▸ Supplied text:
'''

What was available in Pacific Beach within a one week timeline were short term vacation rentals rather than longer-stay Airbnbs. The kind of rentals that fill the place with the bare essentials and send a cleaner in to work as quickly as possible, for as little as possible. In that moment, I didn’t care. We’d been side stepping stoop squatters every evening in Gaslamp and, one night, Stefan found himself stuck inside the apartment building when a homeless man threw food at the glass door, an invitation to leave him the f* alone on the stoop. When Stef had to sneak out of the garage entrance to let Hazel relieve herself, we agreed to move forward rather blindly to a vacation rental.
Found Time
Thus, we arrived to Pacific Beach about ten days earlier than expected, giving us a full six weeks to live there. We had been on the road for six weeks by that time, with Gaslamp hardly feeling like a comfortable resting place, and so the idea of a longer term stay in this ocean-side town hugged my heart like a kid getting off the school bus. I rejoiced in routine, heading to the grocery store, walking Hazel at the same time each day, and reorganizing our things for this summer-time stay. Stefan worked during the day from a more comfortable spot at the dining table and I split my time between cooking and other life logistics and my new copywriting project. We resolved to eat better, move more, and maybe, just maybe, learn to surf. Bare essentials in the kitchen were plenty to sauté veggies and bake fish as we tried a no-meat week. Stefan barely noticed the shift; I was embarrassingly in pain, which proved just how much I needed to try this pescatarian diet. Life in this vacation rental didn’t have the comforts of home per se, but the neighborhood of North Pacific beach is quiet, friendly, clean, and smelled like the brine of the ocean. I was happy and life was sweet.
On our second night at the vacation rental, we sat on the front patio to enjoy baked salmon with couscous and a mediterrean side salad. The scenery had changed so much during our trip, my eyes started to feel like there was a green screen in front of me and someone was flipping through different slides of film. Here, sky-high palm trees reached up, dotting the block in ten foot increments like shaggy haired Dr. Suess characters. The sky was always clear, a periwinkle blue with passing wisps of clouds. The sameness of it all made time seem less marked. On the East Coast, a person wakes up, checks the weather, peeks through the curtain at the day, and decides what clothes to put on. Here in PB, weather was simply not a factor. The air felt like my skin, neither here nor there. Each day felt a little bit chilly and wet in the morning, bright and warm by early afternoon, with a dry, clear sky until sunset. Evenings were comfortable in those August weeks. With fewer trees and high buildings above, the moon became a marker of time. Six weeks in PB, we’d see the moon wax and wane one and half cycles. Each night, it grew a touch fuller, a pregnant woman’s belly against the midnight blue sky, and later, thinned out, an orange rind atop an Old Fashioned cocktail.

'''

▸ Given records:

'''

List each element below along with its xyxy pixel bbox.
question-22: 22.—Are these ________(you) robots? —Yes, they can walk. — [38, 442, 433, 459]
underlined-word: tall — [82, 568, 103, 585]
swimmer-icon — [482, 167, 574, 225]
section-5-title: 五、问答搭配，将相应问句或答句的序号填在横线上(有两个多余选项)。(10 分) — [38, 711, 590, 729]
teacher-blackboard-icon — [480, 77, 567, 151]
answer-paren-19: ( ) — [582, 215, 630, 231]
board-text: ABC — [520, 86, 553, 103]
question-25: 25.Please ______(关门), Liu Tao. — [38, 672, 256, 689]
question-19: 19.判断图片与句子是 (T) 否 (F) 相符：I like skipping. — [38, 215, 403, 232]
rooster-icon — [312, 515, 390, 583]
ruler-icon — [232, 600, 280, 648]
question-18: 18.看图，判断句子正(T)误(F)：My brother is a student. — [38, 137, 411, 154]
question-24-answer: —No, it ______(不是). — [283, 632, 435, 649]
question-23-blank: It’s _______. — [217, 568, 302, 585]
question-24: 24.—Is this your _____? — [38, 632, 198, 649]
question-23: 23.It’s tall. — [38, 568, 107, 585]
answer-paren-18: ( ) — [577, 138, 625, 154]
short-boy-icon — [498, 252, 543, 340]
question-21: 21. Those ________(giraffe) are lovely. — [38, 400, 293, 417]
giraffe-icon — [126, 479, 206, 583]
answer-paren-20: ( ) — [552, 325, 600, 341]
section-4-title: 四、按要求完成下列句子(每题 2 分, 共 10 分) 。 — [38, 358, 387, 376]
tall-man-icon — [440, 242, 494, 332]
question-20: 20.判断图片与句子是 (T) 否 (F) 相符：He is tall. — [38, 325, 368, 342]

'''

▸ List of tasks:
- 1) In the Pacific Beach account, how long had the couple been on the road by the time they arrived in Pacific Beach?
- 2) Go on with the account of the stay in Pacific Beach from the point where it stops.

▸ Answers for this exercise:
- 1) Six weeks.

- 2)
The moon was bright and full when we sat on the patio eating our salmon and couscous. My eyes were facing Stefan towards the house, when I noticed small, dark, round figures streaming down the side of the stucco house in ones and twos. Very quick, almost falling. I looked up at the palm trees surrounding the house. Were they dropping seeds? I sipped my Sauvignon Blanc. Stefan and I breathed the salty air deeply and chatted. Processing so much movement together became an intimate bonding experience in our young marriage. To see so much with someone else and walk away with so many of the same perceptions and so many different; to realize your own vantage point can be interlinked and yet distinct from another. Another beetle — maybe they were beetles? — dropped down the house. We went inside. One ran across the floor. I did the dishes. I brushed my teeth. I got ready for bed, pulling the window curtains closed in the bedroom. One jumped onto my shoulder.
Cockroaches.
Dozens.
If you can believe it, I didn’t care. I had been so uncomfortable in Gaslamp, so unsure of what might happen at any given corner or turn, that I did not care about the cockroaches here in PB. When one landed on my shoulder, I yelped, killed it, and then went to bed. Stefan, however, was disgusted. He hadn’t really been freaked out in Gaslamp. He’d lived in San Francisco, where the same type of gritty block was commonplace in some neighborhoods. He took Hazel out late each night and wasn’t stressed about it. We really left early because of me. But here, with a cockroach sneaking out of the fireplace, one hiding beneath the bathroom vanity, one in the bottom of the kitchen garbage can, and one, yeah, hopping onto my shoulder, he was disgusted. He was crawling with them. He was livid with this rental company, uncaring and unapologetic. He got on his hands and knees and scoured every inch of the place, finding food and trash underneath the couch. The house had merely been surface cleaned before our arrival.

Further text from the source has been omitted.